# RECORDS FOR THIS TASK
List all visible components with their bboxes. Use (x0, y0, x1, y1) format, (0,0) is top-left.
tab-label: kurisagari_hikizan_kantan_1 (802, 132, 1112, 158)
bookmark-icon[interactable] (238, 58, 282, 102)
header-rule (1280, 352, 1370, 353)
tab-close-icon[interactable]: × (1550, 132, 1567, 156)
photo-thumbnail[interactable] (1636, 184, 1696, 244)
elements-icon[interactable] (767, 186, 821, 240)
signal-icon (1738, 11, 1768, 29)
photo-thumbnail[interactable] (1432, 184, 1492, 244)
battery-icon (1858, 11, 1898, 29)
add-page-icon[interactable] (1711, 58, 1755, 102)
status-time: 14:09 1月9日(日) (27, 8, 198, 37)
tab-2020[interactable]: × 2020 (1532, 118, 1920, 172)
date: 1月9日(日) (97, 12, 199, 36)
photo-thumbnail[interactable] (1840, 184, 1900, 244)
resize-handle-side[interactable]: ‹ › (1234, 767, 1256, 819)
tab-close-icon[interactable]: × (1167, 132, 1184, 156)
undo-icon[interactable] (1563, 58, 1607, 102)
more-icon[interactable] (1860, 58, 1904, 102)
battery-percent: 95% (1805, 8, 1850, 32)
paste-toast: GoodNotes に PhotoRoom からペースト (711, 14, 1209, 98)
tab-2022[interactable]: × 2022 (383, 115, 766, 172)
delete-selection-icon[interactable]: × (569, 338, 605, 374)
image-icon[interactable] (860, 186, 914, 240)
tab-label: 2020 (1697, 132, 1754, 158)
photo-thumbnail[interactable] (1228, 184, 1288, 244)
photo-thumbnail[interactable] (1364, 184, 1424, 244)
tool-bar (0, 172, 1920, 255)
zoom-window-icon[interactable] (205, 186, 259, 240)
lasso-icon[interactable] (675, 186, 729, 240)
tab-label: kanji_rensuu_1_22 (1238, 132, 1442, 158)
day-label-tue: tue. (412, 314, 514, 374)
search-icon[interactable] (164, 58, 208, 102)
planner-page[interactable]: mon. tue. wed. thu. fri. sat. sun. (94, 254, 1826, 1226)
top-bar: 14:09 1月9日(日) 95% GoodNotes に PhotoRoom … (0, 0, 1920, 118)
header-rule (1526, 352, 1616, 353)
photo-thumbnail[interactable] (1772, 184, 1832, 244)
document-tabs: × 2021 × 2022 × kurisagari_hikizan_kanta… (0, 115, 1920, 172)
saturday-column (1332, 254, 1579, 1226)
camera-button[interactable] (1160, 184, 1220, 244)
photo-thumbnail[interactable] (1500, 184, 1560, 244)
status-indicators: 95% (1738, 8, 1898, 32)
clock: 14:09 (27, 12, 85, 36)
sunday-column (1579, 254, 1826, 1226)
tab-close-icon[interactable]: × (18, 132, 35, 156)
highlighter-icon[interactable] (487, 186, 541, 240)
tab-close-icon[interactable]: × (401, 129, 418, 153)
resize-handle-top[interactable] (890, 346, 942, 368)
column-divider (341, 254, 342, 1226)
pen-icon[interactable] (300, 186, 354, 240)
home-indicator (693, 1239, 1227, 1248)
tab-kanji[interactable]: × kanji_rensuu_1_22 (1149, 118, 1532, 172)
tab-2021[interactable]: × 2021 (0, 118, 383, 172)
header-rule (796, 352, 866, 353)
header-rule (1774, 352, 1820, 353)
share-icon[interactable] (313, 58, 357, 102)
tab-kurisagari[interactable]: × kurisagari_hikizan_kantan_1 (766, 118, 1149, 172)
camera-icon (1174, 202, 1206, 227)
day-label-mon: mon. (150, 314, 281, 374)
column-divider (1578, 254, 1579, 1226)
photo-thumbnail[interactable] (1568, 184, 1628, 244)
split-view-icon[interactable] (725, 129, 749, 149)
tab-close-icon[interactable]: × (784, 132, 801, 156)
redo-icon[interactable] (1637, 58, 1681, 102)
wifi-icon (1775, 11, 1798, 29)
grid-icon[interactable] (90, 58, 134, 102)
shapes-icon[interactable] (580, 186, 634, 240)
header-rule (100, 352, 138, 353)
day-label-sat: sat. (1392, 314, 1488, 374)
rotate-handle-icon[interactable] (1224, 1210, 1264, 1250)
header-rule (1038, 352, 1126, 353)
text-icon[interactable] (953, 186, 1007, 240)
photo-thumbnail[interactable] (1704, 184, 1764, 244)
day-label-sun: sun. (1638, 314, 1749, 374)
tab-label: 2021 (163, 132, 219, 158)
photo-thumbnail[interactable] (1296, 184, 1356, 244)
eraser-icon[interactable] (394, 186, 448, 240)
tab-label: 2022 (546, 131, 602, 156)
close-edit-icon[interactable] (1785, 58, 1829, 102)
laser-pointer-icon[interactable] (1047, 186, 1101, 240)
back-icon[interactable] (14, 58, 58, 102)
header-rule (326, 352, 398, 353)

--

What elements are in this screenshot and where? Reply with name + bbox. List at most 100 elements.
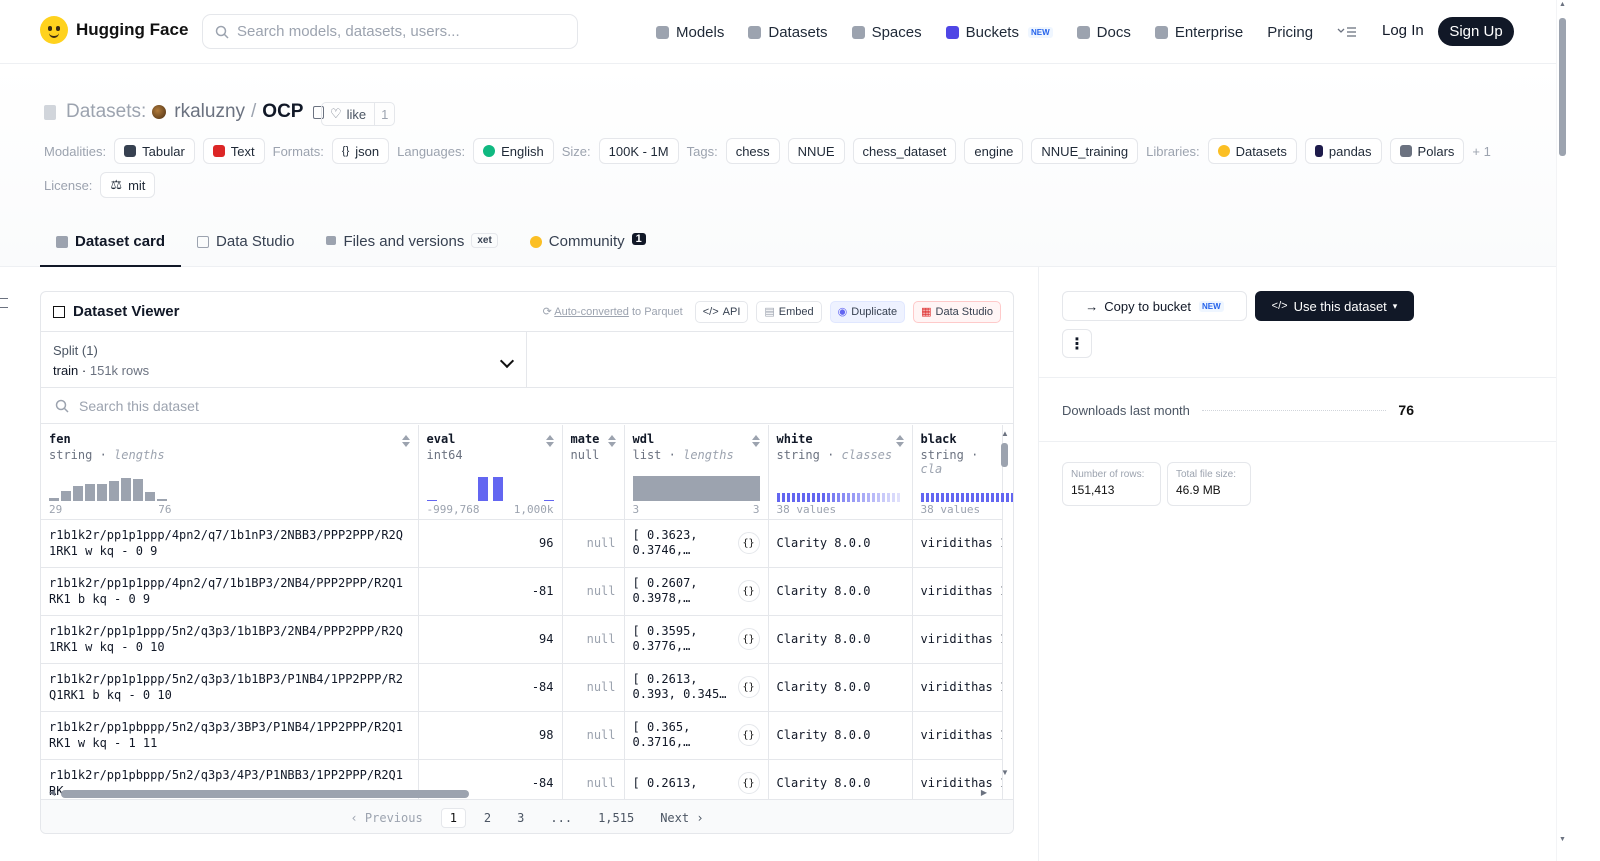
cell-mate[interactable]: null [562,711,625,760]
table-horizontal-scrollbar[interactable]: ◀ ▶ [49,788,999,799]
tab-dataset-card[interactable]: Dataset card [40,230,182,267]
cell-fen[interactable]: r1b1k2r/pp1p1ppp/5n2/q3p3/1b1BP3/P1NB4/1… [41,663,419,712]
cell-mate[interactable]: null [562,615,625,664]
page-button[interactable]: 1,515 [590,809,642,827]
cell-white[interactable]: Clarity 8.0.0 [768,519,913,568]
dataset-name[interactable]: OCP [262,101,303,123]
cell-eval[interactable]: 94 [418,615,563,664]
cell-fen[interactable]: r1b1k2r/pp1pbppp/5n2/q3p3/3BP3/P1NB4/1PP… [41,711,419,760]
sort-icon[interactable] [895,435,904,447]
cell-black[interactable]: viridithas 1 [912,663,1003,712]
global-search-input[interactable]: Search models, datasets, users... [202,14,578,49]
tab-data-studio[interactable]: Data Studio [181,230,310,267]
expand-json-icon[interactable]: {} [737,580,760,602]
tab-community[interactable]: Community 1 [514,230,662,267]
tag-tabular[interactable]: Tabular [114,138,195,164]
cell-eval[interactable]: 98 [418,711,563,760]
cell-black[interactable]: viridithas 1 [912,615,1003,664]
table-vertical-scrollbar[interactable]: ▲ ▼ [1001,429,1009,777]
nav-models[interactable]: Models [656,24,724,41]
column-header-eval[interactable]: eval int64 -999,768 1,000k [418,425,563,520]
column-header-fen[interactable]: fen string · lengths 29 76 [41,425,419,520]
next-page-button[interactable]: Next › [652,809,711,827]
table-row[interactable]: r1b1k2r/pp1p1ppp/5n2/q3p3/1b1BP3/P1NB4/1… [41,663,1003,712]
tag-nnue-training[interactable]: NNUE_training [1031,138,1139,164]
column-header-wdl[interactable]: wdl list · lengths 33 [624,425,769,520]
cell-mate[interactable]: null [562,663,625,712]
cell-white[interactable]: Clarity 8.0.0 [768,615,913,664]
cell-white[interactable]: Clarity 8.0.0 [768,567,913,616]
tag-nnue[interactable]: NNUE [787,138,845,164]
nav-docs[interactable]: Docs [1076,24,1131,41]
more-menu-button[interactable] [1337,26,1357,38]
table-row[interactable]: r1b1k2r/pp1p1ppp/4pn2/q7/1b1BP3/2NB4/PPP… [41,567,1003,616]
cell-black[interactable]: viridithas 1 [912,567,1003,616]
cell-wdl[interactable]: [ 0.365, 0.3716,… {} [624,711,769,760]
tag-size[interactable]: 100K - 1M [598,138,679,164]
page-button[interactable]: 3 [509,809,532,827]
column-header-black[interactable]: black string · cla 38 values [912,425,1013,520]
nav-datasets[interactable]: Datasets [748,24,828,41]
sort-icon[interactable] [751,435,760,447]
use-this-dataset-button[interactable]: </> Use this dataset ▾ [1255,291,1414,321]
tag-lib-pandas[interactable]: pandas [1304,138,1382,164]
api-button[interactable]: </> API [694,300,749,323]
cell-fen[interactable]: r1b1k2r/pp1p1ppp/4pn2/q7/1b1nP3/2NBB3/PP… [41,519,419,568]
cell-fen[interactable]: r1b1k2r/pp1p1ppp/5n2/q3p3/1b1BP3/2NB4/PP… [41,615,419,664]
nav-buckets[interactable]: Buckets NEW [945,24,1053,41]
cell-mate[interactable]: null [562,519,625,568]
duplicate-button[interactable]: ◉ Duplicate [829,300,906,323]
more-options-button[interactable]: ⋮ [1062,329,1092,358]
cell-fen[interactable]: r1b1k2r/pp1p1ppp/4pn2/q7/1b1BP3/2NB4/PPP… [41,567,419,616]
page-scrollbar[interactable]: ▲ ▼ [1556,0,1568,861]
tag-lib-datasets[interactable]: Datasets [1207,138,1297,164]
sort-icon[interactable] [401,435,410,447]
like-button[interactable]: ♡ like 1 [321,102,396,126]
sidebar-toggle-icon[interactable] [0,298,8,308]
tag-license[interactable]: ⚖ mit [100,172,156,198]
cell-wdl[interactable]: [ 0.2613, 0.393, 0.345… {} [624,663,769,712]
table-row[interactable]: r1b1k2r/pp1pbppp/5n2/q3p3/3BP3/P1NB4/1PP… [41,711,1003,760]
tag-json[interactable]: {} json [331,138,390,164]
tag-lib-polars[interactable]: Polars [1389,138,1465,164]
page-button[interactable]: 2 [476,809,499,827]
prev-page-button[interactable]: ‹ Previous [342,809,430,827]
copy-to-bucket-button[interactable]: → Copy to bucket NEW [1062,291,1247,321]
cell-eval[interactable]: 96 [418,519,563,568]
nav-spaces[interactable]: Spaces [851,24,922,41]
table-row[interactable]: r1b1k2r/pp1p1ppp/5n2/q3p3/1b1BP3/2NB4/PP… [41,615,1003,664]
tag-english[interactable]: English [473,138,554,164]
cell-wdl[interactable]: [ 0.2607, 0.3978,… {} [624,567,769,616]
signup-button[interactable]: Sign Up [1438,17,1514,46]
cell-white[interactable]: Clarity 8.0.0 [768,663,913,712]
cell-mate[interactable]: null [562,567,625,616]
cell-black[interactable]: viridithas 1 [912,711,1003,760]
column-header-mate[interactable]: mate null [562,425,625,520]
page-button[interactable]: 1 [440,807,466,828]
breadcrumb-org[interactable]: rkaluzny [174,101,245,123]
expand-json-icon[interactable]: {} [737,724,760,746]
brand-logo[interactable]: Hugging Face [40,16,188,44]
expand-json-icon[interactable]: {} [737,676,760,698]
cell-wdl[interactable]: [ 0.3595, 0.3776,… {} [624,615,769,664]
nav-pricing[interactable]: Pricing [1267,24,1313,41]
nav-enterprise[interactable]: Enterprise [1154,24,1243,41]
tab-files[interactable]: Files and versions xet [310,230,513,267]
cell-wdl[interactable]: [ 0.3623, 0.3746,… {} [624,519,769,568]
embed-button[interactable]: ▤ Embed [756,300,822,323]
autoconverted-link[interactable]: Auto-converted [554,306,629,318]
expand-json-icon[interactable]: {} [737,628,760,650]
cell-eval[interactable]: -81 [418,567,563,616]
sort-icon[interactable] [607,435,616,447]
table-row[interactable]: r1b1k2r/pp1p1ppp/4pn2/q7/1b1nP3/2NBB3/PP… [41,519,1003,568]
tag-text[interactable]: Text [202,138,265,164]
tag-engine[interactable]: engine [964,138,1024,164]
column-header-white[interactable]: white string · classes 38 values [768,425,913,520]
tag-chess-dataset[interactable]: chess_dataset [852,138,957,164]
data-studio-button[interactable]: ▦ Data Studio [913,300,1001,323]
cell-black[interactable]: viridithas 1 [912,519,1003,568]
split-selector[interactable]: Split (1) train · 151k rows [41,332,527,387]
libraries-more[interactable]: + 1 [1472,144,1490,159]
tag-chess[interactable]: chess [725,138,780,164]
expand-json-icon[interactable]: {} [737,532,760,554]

--

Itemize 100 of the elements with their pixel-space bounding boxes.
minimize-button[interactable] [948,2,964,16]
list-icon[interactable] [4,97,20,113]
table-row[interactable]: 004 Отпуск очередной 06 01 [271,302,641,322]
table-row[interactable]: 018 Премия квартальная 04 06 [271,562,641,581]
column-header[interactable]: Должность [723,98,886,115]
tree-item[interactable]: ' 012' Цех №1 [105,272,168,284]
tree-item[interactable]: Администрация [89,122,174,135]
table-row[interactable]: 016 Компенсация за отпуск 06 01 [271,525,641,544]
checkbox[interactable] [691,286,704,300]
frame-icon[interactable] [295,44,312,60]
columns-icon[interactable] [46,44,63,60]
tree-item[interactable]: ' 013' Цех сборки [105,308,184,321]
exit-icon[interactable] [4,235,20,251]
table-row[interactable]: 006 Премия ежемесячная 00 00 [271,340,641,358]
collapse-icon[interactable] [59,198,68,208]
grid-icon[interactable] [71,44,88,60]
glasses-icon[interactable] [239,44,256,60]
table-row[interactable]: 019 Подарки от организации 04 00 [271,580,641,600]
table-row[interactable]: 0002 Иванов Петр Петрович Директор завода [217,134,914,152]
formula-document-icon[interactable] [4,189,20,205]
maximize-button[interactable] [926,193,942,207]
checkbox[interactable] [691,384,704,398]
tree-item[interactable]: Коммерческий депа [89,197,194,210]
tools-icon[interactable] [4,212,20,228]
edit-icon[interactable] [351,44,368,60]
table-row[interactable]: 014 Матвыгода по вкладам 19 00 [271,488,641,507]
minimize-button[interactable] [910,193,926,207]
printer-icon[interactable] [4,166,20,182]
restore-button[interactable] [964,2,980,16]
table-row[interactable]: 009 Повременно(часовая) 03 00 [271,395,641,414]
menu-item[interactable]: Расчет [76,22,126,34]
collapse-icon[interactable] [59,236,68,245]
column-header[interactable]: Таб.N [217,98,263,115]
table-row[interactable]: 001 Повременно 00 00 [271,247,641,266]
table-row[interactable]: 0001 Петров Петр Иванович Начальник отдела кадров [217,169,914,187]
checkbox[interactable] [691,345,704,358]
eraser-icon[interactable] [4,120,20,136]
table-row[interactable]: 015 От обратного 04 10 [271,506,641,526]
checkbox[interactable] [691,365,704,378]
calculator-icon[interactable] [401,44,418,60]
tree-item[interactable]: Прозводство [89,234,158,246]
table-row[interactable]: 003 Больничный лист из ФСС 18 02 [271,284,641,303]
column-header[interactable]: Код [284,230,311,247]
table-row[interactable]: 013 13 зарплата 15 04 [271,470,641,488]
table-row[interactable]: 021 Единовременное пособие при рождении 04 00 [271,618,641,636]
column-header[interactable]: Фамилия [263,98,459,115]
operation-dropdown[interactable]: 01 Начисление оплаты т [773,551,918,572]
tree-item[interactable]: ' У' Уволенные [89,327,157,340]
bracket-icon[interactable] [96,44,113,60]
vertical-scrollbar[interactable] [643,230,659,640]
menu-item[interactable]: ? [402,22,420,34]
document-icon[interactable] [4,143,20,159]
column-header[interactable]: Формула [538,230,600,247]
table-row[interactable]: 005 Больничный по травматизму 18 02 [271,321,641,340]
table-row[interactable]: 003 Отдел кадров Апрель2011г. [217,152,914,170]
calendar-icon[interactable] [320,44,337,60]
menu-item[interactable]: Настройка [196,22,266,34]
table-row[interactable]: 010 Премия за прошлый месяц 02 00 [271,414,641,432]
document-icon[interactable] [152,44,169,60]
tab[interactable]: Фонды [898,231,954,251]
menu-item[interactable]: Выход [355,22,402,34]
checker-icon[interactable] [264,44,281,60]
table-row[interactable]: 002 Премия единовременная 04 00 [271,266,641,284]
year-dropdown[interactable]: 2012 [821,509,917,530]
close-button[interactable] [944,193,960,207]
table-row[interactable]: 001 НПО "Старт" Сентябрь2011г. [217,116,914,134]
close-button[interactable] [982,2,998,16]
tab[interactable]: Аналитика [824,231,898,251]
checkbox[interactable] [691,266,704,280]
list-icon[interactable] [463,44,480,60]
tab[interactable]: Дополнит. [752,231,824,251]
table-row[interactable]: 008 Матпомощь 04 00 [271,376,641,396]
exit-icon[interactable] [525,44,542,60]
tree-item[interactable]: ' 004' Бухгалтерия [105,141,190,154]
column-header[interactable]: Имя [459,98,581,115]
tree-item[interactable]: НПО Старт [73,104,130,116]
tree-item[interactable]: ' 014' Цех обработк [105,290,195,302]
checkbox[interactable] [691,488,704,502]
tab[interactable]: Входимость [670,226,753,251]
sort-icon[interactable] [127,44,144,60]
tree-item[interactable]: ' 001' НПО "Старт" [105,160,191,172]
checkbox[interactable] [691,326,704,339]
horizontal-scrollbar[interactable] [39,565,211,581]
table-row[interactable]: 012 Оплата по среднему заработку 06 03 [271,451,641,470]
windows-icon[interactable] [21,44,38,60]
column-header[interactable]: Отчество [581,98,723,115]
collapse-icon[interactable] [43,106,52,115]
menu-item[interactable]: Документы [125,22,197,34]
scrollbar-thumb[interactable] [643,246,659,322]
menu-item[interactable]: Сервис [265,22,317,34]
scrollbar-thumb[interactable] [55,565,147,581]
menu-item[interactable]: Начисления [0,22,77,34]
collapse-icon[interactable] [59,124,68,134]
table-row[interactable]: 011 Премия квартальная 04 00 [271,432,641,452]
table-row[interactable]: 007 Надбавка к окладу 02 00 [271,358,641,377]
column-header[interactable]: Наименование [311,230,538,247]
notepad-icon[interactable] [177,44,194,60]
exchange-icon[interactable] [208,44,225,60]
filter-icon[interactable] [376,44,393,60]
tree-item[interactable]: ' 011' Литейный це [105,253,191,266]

# INSTRUCTION
How many of the lines above contain the string "camera", matching case exactly? Reply with the number only.

# EXERCISE ANSWER
2